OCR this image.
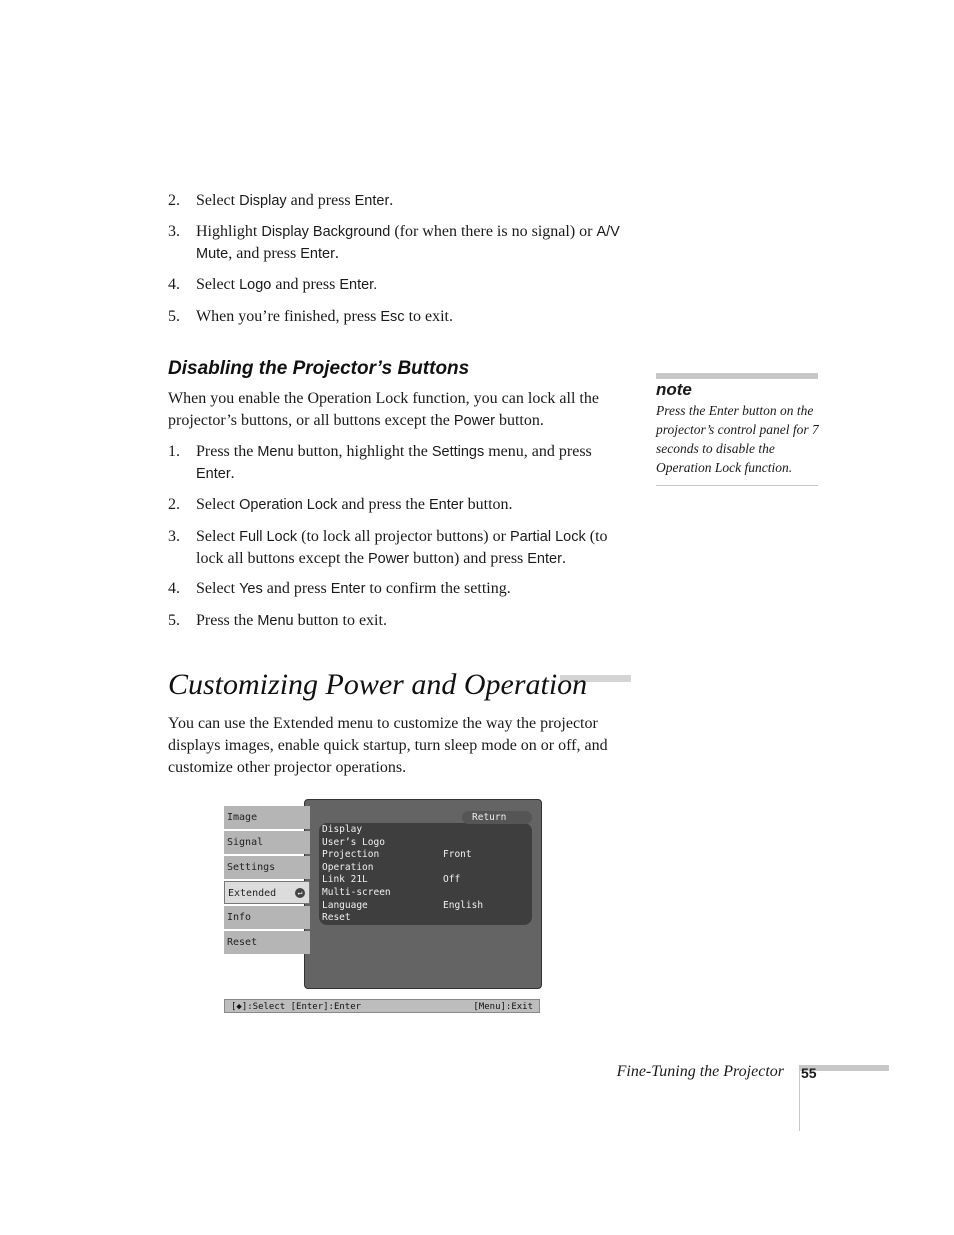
2. Select Display and press Enter.
3. Highlight Display Background (for when there is no signal) or A/V Mute, and press Enter.
4. Select Logo and press Enter.
5. When you’re finished, press Esc to exit.
Disabling the Projector’s Buttons

When you enable the Operation Lock function, you can lock all the projector’s buttons, or all buttons except the Power button.

1. Press the Menu button, highlight the Settings menu, and press Enter.
2. Select Operation Lock and press the Enter button.
3. Select Full Lock (to lock all projector buttons) or Partial Lock (to lock all buttons except the Power button) and press Enter.
4. Select Yes and press Enter to confirm the setting.
5. Press the Menu button to exit.
note

Press the Enter button on the projector’s control panel for 7 seconds to disable the Operation Lock function.

Customizing Power and Operation

You can use the Extended menu to customize the way the projector displays images, enable quick startup, turn sleep mode on or off, and customize other projector operations.

Return
Image
Signal
Settings
Extended	↵
Info
Reset
Display
User’s Logo
Projection	Front
Operation
Link 21L	Off
Multi-screen
Language	English
Reset
[◆]:Select [Enter]:Enter	[Menu]:Exit
Fine-Tuning the Projector 55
-*-*-
◆ Given instruction ◆
Transcribe the records above exactly, omitting every picture they contain.

◆ Answer to the task ◆
OCR this image.
2. Select Display and press Enter.
3. Highlight Display Background (for when there is no signal) or A/V Mute, and press Enter.
4. Select Logo and press Enter.
5. When you’re finished, press Esc to exit.
Disabling the Projector’s Buttons

When you enable the Operation Lock function, you can lock all the projector’s buttons, or all buttons except the Power button.

1. Press the Menu button, highlight the Settings menu, and press Enter.
2. Select Operation Lock and press the Enter button.
3. Select Full Lock (to lock all projector buttons) or Partial Lock (to lock all buttons except the Power button) and press Enter.
4. Select Yes and press Enter to confirm the setting.
5. Press the Menu button to exit.
note

Press the Enter button on the projector’s control panel for 7 seconds to disable the Operation Lock function.

Customizing Power and Operation

You can use the Extended menu to customize the way the projector displays images, enable quick startup, turn sleep mode on or off, and customize other projector operations.

Return
Image
Signal
Settings
Extended	↵
Info
Reset
Display
User’s Logo
Projection	Front
Operation
Link 21L	Off
Multi-screen
Language	English
Reset
[◆]:Select [Enter]:Enter	[Menu]:Exit
Fine-Tuning the Projector 55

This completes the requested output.